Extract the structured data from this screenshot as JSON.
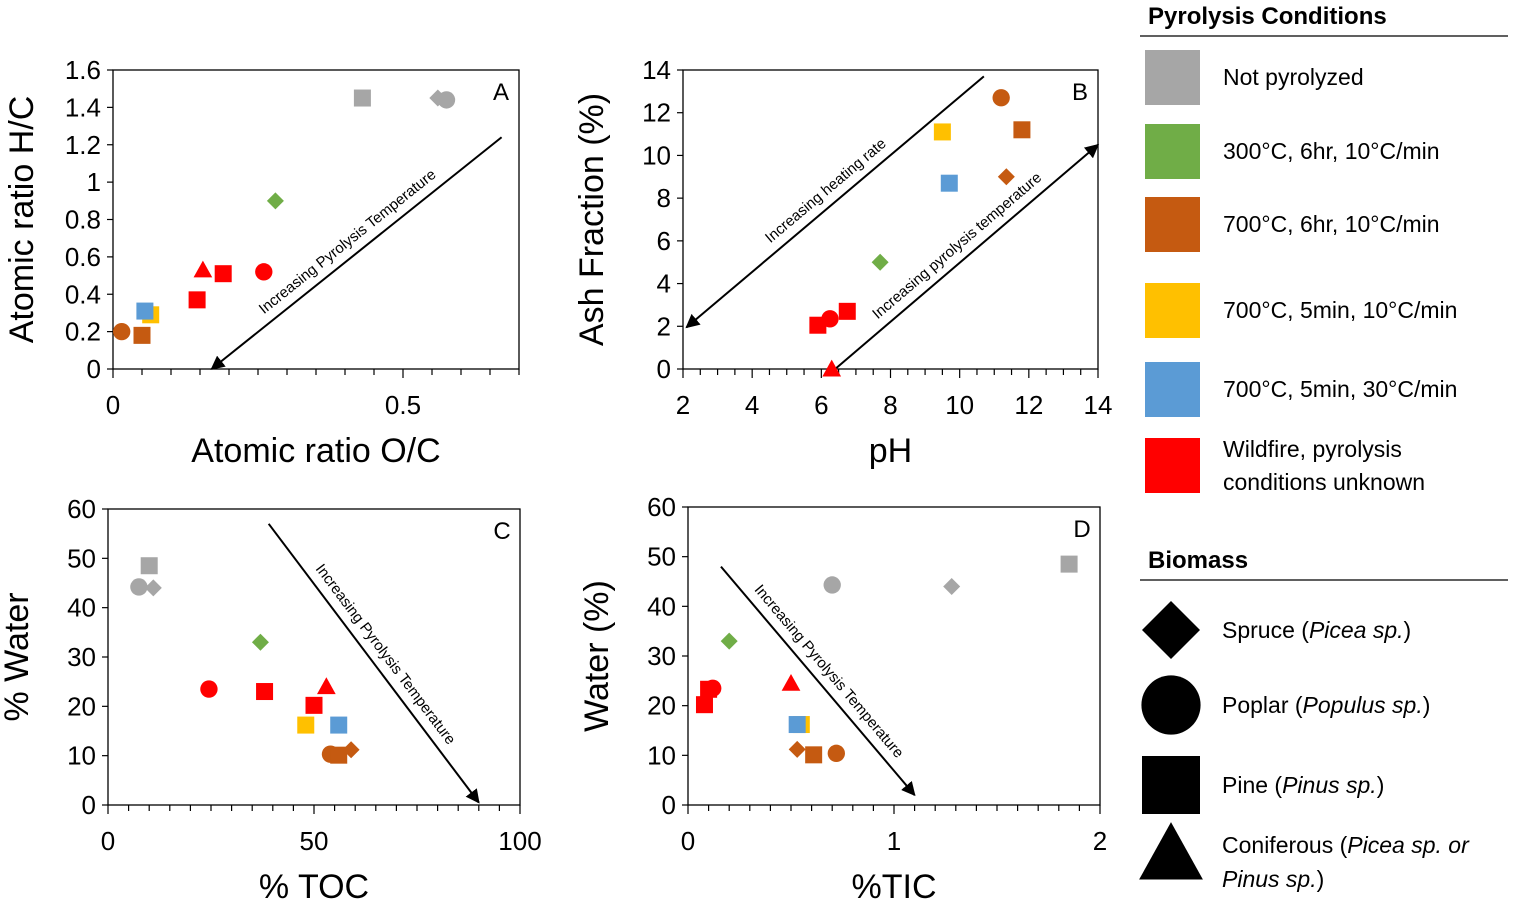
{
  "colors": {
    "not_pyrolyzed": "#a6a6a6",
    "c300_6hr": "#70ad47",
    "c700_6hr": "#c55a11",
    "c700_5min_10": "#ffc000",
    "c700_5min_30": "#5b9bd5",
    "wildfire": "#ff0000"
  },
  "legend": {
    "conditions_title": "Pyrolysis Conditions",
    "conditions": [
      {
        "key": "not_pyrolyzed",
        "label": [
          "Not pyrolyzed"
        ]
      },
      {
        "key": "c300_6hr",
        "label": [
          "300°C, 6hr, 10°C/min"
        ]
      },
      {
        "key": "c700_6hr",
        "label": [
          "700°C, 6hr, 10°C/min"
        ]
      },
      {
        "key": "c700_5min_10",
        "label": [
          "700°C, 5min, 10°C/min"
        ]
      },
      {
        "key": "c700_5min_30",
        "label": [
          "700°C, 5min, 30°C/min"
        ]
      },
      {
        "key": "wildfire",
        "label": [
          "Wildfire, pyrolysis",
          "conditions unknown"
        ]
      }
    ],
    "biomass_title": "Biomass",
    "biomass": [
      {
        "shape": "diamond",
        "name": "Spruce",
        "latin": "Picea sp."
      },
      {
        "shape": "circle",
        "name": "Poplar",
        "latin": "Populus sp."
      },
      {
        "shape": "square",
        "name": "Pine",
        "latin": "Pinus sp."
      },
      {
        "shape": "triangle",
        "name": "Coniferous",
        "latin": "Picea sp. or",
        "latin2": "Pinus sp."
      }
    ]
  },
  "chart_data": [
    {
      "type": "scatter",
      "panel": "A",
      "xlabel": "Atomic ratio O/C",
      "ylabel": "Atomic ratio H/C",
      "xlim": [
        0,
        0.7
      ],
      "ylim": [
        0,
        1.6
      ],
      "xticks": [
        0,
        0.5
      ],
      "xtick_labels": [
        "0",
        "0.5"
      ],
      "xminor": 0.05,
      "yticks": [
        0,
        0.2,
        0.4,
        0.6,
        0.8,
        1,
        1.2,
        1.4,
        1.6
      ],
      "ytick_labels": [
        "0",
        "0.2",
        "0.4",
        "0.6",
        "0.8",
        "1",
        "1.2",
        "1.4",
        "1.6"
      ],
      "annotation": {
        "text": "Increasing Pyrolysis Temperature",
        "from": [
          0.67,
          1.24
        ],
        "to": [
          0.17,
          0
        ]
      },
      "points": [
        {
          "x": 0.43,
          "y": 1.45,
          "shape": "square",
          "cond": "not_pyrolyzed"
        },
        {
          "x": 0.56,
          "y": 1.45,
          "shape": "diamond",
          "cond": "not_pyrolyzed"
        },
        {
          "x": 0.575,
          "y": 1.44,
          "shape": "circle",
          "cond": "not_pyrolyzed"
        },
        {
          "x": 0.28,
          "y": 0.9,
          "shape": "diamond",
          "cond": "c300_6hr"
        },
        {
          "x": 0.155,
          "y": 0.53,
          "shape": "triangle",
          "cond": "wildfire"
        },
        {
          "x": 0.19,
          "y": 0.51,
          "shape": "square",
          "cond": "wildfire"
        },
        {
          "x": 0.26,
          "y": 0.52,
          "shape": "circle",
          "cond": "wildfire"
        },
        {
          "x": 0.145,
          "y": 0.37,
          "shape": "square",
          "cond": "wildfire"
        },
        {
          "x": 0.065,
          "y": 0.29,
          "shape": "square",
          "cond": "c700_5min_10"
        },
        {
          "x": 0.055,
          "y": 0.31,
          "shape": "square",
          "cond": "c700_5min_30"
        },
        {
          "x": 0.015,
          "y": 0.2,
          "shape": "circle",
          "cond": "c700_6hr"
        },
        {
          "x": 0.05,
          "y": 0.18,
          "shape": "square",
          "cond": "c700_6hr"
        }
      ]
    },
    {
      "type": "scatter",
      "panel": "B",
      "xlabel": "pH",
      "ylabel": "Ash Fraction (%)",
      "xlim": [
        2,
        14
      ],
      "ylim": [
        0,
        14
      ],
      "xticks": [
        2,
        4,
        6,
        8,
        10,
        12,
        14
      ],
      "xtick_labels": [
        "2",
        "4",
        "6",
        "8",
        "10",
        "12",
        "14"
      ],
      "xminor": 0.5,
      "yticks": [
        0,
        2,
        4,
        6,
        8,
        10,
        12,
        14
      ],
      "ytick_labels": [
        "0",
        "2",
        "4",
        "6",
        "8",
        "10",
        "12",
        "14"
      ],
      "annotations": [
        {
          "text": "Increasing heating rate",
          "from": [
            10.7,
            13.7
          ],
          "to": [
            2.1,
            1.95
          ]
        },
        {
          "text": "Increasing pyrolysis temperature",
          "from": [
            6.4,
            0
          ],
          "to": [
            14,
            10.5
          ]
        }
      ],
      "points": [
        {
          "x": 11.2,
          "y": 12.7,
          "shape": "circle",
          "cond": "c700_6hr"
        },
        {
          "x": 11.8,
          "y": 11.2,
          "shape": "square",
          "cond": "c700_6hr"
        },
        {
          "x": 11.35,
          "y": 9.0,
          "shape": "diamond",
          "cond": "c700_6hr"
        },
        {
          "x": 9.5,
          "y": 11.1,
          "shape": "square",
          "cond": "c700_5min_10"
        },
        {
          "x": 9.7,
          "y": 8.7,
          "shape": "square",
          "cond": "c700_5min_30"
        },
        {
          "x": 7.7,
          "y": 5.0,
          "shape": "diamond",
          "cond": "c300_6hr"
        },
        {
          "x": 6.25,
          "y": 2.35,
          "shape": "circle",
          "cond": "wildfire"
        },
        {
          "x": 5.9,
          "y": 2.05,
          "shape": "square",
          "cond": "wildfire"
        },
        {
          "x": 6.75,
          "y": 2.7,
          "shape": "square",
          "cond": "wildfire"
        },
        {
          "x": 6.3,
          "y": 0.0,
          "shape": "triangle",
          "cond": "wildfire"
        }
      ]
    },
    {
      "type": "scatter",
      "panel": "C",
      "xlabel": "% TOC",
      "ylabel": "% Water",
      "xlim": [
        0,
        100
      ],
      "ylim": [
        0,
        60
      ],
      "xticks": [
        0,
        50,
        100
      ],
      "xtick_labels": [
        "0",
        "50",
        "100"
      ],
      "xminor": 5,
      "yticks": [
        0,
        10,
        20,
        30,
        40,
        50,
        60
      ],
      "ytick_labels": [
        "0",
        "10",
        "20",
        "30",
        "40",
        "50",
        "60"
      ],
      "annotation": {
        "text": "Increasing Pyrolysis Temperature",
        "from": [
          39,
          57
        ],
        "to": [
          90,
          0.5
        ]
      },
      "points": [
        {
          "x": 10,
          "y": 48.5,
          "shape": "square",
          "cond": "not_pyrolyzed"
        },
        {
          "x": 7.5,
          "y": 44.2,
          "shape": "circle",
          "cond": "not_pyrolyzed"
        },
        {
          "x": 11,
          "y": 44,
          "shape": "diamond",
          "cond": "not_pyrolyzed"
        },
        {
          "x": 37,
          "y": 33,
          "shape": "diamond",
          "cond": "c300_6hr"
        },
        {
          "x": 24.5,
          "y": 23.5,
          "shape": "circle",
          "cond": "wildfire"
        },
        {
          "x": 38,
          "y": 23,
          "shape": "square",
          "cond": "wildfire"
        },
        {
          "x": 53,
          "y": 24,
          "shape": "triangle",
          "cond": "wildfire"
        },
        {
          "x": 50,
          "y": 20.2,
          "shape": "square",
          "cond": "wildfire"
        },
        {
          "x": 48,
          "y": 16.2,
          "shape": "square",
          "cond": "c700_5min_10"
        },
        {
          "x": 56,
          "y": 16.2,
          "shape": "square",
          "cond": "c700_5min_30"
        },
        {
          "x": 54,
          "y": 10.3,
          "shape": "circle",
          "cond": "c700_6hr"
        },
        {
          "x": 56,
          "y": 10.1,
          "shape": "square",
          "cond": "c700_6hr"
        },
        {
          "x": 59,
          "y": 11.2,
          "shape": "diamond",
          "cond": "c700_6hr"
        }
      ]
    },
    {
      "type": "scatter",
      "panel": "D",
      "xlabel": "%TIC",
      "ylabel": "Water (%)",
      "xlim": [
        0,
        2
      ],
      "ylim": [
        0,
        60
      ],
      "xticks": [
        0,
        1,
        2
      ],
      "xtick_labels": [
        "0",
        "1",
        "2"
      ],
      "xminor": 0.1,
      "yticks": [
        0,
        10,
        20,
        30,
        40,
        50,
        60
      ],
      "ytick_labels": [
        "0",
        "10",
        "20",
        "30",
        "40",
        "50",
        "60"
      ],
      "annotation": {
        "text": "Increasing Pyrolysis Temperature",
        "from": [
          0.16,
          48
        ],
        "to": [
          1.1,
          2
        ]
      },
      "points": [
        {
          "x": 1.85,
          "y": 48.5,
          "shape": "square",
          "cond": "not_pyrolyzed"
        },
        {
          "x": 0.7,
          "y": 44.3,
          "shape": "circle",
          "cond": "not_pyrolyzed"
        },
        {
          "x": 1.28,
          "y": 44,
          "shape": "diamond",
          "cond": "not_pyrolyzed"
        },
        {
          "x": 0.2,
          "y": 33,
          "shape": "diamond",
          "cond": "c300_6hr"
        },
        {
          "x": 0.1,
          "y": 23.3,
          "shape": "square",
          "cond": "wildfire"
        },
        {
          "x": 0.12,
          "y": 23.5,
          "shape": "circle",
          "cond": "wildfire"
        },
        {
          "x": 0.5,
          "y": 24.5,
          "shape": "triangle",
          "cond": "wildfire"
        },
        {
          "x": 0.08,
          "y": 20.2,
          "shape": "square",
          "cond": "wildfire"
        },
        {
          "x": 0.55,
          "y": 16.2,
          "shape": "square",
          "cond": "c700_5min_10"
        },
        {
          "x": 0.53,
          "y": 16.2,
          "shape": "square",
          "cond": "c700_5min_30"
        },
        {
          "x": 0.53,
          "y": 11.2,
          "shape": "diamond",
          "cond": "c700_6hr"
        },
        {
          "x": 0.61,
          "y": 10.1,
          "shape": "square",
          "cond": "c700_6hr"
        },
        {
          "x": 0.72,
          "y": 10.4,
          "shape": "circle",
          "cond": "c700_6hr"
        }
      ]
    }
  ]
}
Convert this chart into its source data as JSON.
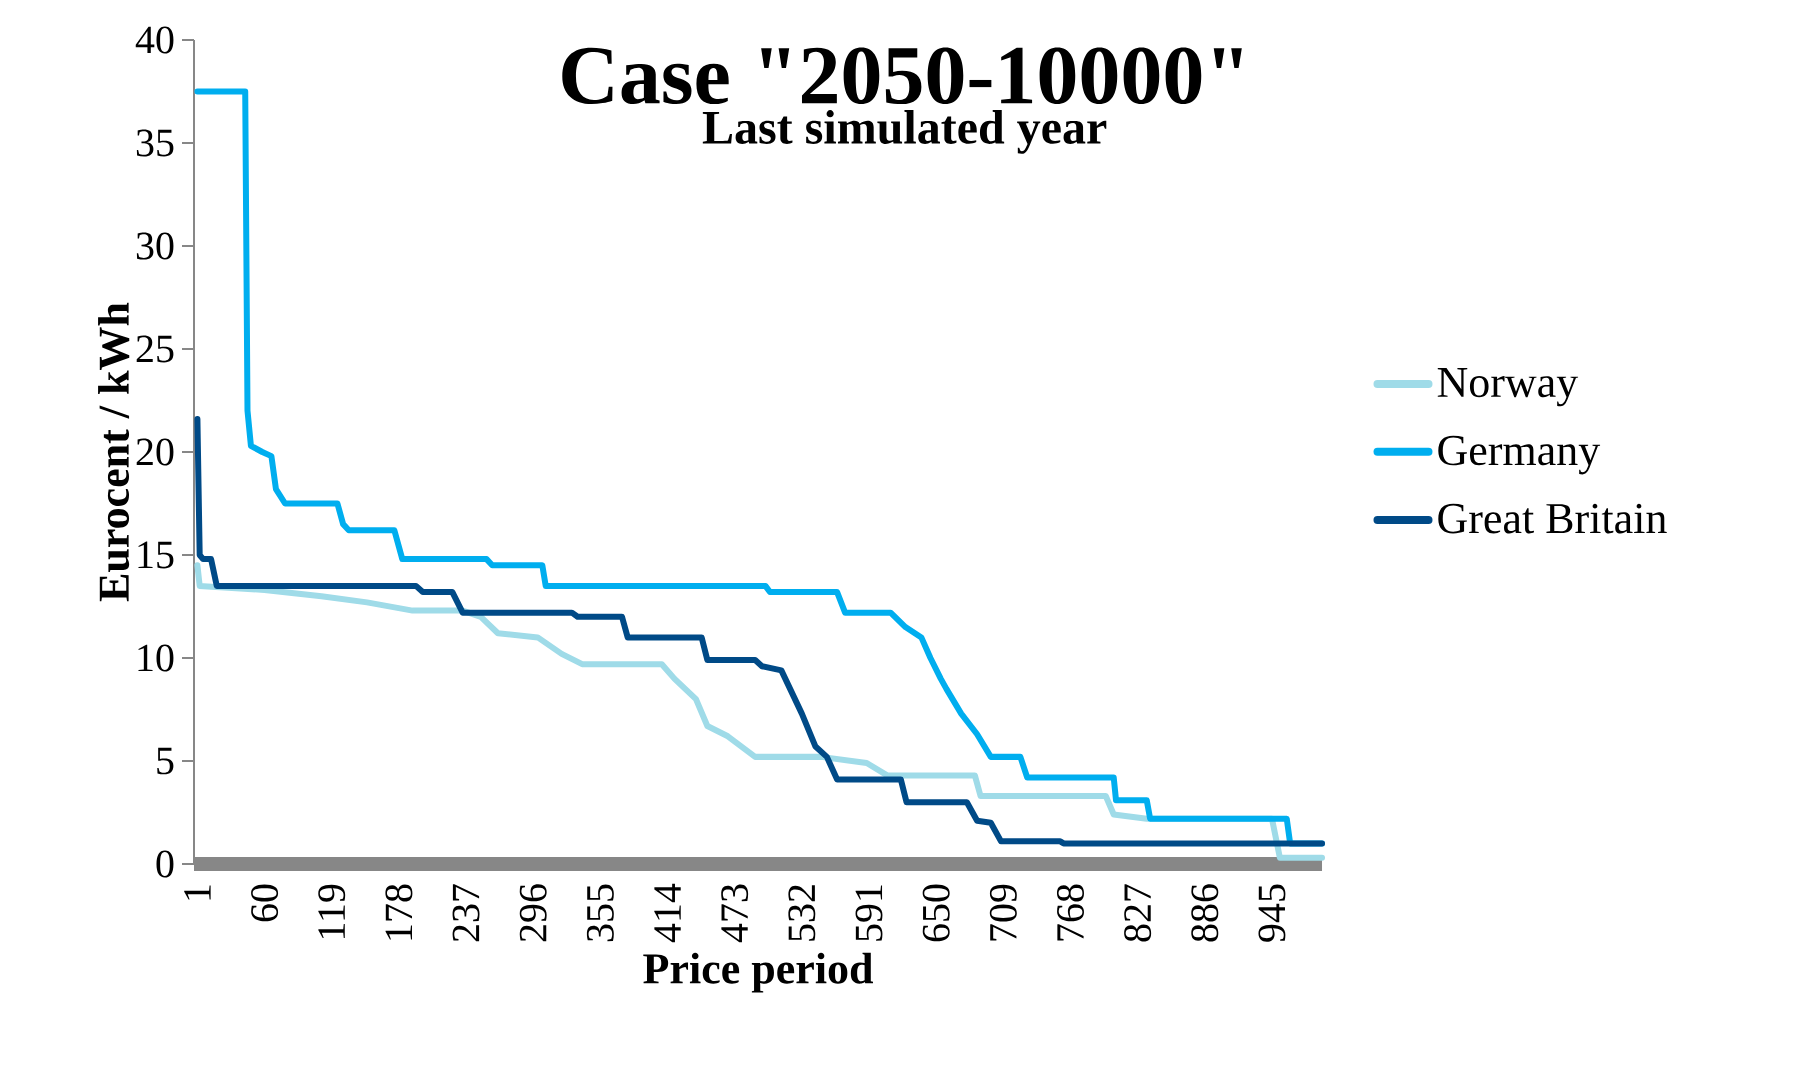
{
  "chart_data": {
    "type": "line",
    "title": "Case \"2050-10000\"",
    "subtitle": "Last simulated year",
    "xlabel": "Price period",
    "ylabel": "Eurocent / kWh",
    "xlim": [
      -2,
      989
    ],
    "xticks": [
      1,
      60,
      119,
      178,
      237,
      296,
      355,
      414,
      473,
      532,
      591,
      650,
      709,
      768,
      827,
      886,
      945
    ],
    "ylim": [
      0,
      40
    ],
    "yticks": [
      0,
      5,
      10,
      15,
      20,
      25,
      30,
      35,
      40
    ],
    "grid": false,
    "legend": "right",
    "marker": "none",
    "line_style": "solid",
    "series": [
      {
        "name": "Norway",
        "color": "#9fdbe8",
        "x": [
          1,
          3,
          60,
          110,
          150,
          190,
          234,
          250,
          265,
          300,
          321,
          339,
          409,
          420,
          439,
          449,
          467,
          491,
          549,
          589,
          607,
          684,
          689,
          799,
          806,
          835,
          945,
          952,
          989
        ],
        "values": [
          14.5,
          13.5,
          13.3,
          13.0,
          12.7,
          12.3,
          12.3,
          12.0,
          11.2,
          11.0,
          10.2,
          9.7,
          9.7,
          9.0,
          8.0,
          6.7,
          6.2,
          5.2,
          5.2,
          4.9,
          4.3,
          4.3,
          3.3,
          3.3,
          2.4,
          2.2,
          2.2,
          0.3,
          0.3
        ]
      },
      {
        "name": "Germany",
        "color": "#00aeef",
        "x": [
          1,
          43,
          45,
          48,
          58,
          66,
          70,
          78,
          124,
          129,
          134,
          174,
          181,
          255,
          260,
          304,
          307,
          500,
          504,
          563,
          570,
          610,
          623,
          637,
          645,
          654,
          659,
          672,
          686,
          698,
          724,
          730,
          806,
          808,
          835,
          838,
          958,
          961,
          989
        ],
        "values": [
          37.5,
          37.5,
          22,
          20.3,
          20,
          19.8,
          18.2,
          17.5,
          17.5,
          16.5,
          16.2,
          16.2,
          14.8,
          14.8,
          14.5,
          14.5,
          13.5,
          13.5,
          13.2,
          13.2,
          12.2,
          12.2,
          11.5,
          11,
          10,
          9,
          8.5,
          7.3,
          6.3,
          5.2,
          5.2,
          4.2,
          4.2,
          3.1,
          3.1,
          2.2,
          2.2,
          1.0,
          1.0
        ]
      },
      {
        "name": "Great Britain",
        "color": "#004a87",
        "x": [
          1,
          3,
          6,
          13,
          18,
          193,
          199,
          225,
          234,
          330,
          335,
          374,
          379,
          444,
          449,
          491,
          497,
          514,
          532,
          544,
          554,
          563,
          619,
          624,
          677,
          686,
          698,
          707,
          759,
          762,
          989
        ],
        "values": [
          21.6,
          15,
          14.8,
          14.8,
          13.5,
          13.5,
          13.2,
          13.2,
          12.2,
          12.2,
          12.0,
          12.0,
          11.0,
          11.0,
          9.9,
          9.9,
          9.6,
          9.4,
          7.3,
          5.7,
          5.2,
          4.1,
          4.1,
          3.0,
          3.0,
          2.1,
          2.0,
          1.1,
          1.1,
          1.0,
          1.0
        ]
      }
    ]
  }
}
+ + + + + + +
* **Requirement**
Output a single number: how many lines contain the word "ylabel".

* **Finished answer**
5